[The exercise]:
Give the number of lines in the records below that include "Стрелецкая", and nothing more.

[Task material]:
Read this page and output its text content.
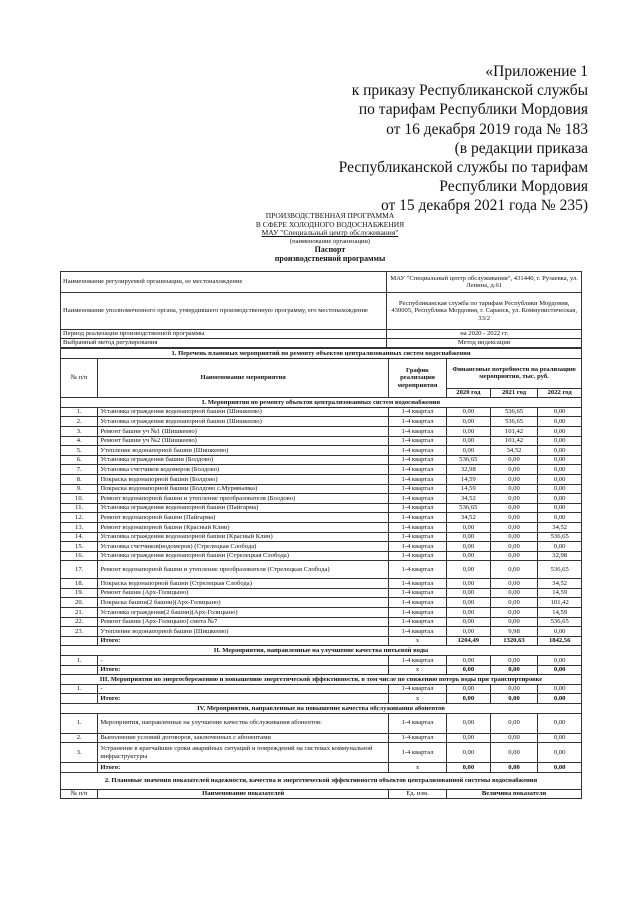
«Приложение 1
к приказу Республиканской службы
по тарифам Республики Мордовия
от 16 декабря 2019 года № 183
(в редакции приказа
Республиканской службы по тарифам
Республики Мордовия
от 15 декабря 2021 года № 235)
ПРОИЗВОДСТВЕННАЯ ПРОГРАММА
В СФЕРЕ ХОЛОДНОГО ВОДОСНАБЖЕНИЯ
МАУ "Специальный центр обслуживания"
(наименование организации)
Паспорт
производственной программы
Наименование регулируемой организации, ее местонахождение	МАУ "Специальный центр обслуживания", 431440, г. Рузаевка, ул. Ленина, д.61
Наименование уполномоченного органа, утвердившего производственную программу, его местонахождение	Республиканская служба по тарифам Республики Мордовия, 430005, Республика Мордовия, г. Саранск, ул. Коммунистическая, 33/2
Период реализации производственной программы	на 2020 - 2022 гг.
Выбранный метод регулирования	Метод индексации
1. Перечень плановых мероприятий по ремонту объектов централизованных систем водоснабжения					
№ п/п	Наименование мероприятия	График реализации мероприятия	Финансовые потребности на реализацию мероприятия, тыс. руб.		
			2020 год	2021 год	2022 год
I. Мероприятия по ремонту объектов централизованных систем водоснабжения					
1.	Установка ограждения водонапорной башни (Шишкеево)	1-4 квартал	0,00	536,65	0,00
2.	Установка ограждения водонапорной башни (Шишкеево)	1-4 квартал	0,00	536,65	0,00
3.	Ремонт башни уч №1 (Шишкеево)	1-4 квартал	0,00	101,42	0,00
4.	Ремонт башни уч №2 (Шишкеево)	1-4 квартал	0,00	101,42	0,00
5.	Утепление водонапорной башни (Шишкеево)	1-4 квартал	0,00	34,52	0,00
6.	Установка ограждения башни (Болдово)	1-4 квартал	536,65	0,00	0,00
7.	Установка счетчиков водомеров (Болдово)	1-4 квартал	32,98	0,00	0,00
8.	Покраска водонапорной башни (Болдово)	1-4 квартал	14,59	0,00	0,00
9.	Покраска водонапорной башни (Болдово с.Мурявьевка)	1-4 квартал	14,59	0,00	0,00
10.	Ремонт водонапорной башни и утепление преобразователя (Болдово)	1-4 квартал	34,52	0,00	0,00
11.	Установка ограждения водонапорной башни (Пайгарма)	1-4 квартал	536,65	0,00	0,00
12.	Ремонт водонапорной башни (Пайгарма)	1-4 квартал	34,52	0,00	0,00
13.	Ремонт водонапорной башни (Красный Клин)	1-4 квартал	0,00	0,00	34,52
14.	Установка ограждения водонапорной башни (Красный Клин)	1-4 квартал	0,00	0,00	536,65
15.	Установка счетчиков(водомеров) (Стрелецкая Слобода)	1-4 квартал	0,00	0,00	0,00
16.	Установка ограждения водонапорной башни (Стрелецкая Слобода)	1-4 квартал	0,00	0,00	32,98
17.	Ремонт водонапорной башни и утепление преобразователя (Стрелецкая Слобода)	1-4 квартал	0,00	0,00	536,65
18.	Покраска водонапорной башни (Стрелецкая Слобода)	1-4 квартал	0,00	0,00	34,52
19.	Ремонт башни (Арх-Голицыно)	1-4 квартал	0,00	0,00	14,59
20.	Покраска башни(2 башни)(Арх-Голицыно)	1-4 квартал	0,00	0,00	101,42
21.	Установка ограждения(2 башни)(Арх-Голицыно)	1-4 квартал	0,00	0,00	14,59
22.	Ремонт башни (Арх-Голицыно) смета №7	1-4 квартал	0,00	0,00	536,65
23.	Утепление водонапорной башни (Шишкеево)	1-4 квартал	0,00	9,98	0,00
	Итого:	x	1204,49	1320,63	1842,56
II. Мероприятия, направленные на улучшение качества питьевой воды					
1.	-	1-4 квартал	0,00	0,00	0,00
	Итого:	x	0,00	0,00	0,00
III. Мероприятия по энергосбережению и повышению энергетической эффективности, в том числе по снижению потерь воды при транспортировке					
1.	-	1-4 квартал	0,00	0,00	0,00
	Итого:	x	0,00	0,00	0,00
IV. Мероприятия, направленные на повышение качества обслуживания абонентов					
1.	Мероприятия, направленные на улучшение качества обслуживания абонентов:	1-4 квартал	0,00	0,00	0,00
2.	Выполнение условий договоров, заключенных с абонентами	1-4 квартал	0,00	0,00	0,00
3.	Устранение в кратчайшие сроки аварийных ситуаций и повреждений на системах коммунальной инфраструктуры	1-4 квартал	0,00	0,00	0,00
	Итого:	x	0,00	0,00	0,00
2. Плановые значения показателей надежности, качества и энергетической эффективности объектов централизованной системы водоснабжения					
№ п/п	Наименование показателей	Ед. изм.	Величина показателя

[Answer to this problem]:
4